• **To do**
Please write out the complete listing that follows, exactly as it reads.
>> START Source data
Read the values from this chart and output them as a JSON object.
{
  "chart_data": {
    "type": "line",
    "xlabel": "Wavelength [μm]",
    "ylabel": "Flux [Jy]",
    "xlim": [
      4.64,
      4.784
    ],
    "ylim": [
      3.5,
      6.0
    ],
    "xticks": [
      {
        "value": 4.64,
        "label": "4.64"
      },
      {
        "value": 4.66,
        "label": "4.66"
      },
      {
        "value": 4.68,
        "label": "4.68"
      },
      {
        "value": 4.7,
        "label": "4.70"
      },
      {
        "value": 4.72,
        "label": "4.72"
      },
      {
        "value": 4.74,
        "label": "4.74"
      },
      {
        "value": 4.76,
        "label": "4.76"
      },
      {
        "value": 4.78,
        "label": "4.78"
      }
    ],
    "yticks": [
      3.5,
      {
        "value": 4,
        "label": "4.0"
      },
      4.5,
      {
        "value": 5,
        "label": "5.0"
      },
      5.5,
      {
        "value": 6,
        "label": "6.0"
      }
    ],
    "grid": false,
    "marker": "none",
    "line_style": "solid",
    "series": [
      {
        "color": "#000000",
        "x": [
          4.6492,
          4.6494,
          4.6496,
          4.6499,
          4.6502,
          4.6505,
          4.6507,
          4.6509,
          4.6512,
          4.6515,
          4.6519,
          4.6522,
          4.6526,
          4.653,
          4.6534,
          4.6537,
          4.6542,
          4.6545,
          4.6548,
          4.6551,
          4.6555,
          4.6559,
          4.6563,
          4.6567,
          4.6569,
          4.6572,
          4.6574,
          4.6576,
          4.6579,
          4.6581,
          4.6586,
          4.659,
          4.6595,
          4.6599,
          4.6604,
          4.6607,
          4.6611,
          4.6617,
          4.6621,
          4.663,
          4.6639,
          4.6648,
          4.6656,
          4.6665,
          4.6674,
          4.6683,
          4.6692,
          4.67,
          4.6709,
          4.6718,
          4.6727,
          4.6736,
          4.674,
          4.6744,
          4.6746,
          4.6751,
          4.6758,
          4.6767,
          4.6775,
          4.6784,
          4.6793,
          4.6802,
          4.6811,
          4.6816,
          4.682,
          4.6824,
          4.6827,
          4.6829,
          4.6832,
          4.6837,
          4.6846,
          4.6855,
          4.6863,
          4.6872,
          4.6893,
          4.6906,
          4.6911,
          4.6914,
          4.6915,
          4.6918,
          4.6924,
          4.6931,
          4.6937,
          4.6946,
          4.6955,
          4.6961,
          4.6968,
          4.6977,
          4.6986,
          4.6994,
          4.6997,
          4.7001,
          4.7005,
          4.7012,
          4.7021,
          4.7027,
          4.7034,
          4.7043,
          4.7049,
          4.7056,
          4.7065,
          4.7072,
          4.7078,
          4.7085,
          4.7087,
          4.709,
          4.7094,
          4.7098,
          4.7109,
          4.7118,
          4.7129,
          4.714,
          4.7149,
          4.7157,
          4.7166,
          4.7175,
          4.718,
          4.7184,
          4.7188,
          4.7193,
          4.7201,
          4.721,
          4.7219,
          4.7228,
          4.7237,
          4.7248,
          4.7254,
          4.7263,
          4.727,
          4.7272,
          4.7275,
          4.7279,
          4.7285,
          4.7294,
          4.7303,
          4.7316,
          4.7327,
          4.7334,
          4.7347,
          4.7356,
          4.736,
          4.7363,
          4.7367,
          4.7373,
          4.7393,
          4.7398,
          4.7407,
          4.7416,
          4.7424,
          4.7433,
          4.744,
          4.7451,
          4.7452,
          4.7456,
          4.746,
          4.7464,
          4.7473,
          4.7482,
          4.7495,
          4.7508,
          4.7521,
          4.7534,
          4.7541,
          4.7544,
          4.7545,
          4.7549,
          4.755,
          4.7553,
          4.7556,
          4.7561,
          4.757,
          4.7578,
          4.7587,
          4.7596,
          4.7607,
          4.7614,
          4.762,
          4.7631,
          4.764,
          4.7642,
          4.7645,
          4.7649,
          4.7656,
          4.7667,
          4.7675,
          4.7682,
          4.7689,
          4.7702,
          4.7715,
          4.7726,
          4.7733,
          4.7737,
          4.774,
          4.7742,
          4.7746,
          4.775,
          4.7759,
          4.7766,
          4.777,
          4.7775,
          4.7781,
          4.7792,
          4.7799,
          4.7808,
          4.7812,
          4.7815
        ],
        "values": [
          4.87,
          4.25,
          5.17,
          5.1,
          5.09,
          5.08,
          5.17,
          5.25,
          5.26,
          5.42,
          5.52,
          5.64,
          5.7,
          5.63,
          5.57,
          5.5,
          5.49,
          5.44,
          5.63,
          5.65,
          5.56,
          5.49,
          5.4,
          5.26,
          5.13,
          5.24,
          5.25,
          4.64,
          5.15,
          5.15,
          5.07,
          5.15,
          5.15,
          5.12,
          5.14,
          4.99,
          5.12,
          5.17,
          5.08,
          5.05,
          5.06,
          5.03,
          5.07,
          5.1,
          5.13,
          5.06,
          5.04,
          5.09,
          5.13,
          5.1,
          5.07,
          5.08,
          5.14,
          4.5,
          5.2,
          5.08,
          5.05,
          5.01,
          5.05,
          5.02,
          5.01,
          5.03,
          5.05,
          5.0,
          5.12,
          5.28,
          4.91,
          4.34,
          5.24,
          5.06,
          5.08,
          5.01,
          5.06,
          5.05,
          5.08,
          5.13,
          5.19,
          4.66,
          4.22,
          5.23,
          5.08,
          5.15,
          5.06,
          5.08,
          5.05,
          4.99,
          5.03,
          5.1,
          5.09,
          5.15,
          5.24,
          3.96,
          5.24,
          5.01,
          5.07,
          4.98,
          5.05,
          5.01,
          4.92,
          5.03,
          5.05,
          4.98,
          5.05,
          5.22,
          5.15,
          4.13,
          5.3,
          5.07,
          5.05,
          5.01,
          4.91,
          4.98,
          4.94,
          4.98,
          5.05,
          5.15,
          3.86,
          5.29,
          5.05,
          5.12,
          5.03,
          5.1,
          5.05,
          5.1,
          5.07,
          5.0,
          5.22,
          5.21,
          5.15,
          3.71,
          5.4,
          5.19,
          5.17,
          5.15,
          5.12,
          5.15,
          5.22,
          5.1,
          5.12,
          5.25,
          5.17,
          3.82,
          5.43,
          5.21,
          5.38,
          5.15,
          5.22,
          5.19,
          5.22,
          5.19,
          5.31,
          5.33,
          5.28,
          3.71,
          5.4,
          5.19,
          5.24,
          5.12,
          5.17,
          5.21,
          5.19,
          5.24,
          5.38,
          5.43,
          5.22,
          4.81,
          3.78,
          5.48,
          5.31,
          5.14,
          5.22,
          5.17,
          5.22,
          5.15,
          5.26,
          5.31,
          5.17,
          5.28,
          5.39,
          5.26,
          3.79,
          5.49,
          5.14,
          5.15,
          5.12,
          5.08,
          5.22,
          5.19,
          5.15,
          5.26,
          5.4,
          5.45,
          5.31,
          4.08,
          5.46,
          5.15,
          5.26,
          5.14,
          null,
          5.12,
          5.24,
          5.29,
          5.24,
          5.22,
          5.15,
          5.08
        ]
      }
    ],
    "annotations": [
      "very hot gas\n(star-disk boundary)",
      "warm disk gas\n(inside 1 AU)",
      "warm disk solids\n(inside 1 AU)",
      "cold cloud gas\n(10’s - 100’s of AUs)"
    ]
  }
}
>> END Source data
• **Exercise answer**
Read the values from this chart and output them as a JSON object.
{
  "chart_data": {
    "type": "line",
    "xlabel": "Wavelength [μm]",
    "ylabel": "Flux [Jy]",
    "xlim": [
      4.64,
      4.784
    ],
    "ylim": [
      3.5,
      6.0
    ],
    "xticks": [
      {
        "value": 4.64,
        "label": "4.64"
      },
      {
        "value": 4.66,
        "label": "4.66"
      },
      {
        "value": 4.68,
        "label": "4.68"
      },
      {
        "value": 4.7,
        "label": "4.70"
      },
      {
        "value": 4.72,
        "label": "4.72"
      },
      {
        "value": 4.74,
        "label": "4.74"
      },
      {
        "value": 4.76,
        "label": "4.76"
      },
      {
        "value": 4.78,
        "label": "4.78"
      }
    ],
    "yticks": [
      3.5,
      {
        "value": 4,
        "label": "4.0"
      },
      4.5,
      {
        "value": 5,
        "label": "5.0"
      },
      5.5,
      {
        "value": 6,
        "label": "6.0"
      }
    ],
    "grid": false,
    "marker": "none",
    "line_style": "solid",
    "series": [
      {
        "color": "#000000",
        "x": [
          4.6492,
          4.6494,
          4.6496,
          4.6499,
          4.6502,
          4.6505,
          4.6507,
          4.6509,
          4.6512,
          4.6515,
          4.6519,
          4.6522,
          4.6526,
          4.653,
          4.6534,
          4.6537,
          4.6542,
          4.6545,
          4.6548,
          4.6551,
          4.6555,
          4.6559,
          4.6563,
          4.6567,
          4.6569,
          4.6572,
          4.6574,
          4.6576,
          4.6579,
          4.6581,
          4.6586,
          4.659,
          4.6595,
          4.6599,
          4.6604,
          4.6607,
          4.6611,
          4.6617,
          4.6621,
          4.663,
          4.6639,
          4.6648,
          4.6656,
          4.6665,
          4.6674,
          4.6683,
          4.6692,
          4.67,
          4.6709,
          4.6718,
          4.6727,
          4.6736,
          4.674,
          4.6744,
          4.6746,
          4.6751,
          4.6758,
          4.6767,
          4.6775,
          4.6784,
          4.6793,
          4.6802,
          4.6811,
          4.6816,
          4.682,
          4.6824,
          4.6827,
          4.6829,
          4.6832,
          4.6837,
          4.6846,
          4.6855,
          4.6863,
          4.6872,
          4.6893,
          4.6906,
          4.6911,
          4.6914,
          4.6915,
          4.6918,
          4.6924,
          4.6931,
          4.6937,
          4.6946,
          4.6955,
          4.6961,
          4.6968,
          4.6977,
          4.6986,
          4.6994,
          4.6997,
          4.7001,
          4.7005,
          4.7012,
          4.7021,
          4.7027,
          4.7034,
          4.7043,
          4.7049,
          4.7056,
          4.7065,
          4.7072,
          4.7078,
          4.7085,
          4.7087,
          4.709,
          4.7094,
          4.7098,
          4.7109,
          4.7118,
          4.7129,
          4.714,
          4.7149,
          4.7157,
          4.7166,
          4.7175,
          4.718,
          4.7184,
          4.7188,
          4.7193,
          4.7201,
          4.721,
          4.7219,
          4.7228,
          4.7237,
          4.7248,
          4.7254,
          4.7263,
          4.727,
          4.7272,
          4.7275,
          4.7279,
          4.7285,
          4.7294,
          4.7303,
          4.7316,
          4.7327,
          4.7334,
          4.7347,
          4.7356,
          4.736,
          4.7363,
          4.7367,
          4.7373,
          4.7393,
          4.7398,
          4.7407,
          4.7416,
          4.7424,
          4.7433,
          4.744,
          4.7451,
          4.7452,
          4.7456,
          4.746,
          4.7464,
          4.7473,
          4.7482,
          4.7495,
          4.7508,
          4.7521,
          4.7534,
          4.7541,
          4.7544,
          4.7545,
          4.7549,
          4.755,
          4.7553,
          4.7556,
          4.7561,
          4.757,
          4.7578,
          4.7587,
          4.7596,
          4.7607,
          4.7614,
          4.762,
          4.7631,
          4.764,
          4.7642,
          4.7645,
          4.7649,
          4.7656,
          4.7667,
          4.7675,
          4.7682,
          4.7689,
          4.7702,
          4.7715,
          4.7726,
          4.7733,
          4.7737,
          4.774,
          4.7742,
          4.7746,
          4.775,
          4.7759,
          4.7766,
          4.777,
          4.7775,
          4.7781,
          4.7792,
          4.7799,
          4.7808,
          4.7812,
          4.7815
        ],
        "values": [
          4.87,
          4.25,
          5.17,
          5.1,
          5.09,
          5.08,
          5.17,
          5.25,
          5.26,
          5.42,
          5.52,
          5.64,
          5.7,
          5.63,
          5.57,
          5.5,
          5.49,
          5.44,
          5.63,
          5.65,
          5.56,
          5.49,
          5.4,
          5.26,
          5.13,
          5.24,
          5.25,
          4.64,
          5.15,
          5.15,
          5.07,
          5.15,
          5.15,
          5.12,
          5.14,
          4.99,
          5.12,
          5.17,
          5.08,
          5.05,
          5.06,
          5.03,
          5.07,
          5.1,
          5.13,
          5.06,
          5.04,
          5.09,
          5.13,
          5.1,
          5.07,
          5.08,
          5.14,
          4.5,
          5.2,
          5.08,
          5.05,
          5.01,
          5.05,
          5.02,
          5.01,
          5.03,
          5.05,
          5.0,
          5.12,
          5.28,
          4.91,
          4.34,
          5.24,
          5.06,
          5.08,
          5.01,
          5.06,
          5.05,
          5.08,
          5.13,
          5.19,
          4.66,
          4.22,
          5.23,
          5.08,
          5.15,
          5.06,
          5.08,
          5.05,
          4.99,
          5.03,
          5.1,
          5.09,
          5.15,
          5.24,
          3.96,
          5.24,
          5.01,
          5.07,
          4.98,
          5.05,
          5.01,
          4.92,
          5.03,
          5.05,
          4.98,
          5.05,
          5.22,
          5.15,
          4.13,
          5.3,
          5.07,
          5.05,
          5.01,
          4.91,
          4.98,
          4.94,
          4.98,
          5.05,
          5.15,
          3.86,
          5.29,
          5.05,
          5.12,
          5.03,
          5.1,
          5.05,
          5.1,
          5.07,
          5.0,
          5.22,
          5.21,
          5.15,
          3.71,
          5.4,
          5.19,
          5.17,
          5.15,
          5.12,
          5.15,
          5.22,
          5.1,
          5.12,
          5.25,
          5.17,
          3.82,
          5.43,
          5.21,
          5.38,
          5.15,
          5.22,
          5.19,
          5.22,
          5.19,
          5.31,
          5.33,
          5.28,
          3.71,
          5.4,
          5.19,
          5.24,
          5.12,
          5.17,
          5.21,
          5.19,
          5.24,
          5.38,
          5.43,
          5.22,
          4.81,
          3.78,
          5.48,
          5.31,
          5.14,
          5.22,
          5.17,
          5.22,
          5.15,
          5.26,
          5.31,
          5.17,
          5.28,
          5.39,
          5.26,
          3.79,
          5.49,
          5.14,
          5.15,
          5.12,
          5.08,
          5.22,
          5.19,
          5.15,
          5.26,
          5.4,
          5.45,
          5.31,
          4.08,
          5.46,
          5.15,
          5.26,
          5.14,
          null,
          5.12,
          5.24,
          5.29,
          5.24,
          5.22,
          5.15,
          5.08
        ]
      }
    ],
    "annotations": [
      "very hot gas\n(star-disk boundary)",
      "warm disk gas\n(inside 1 AU)",
      "warm disk solids\n(inside 1 AU)",
      "cold cloud gas\n(10’s - 100’s of AUs)"
    ]
  }
}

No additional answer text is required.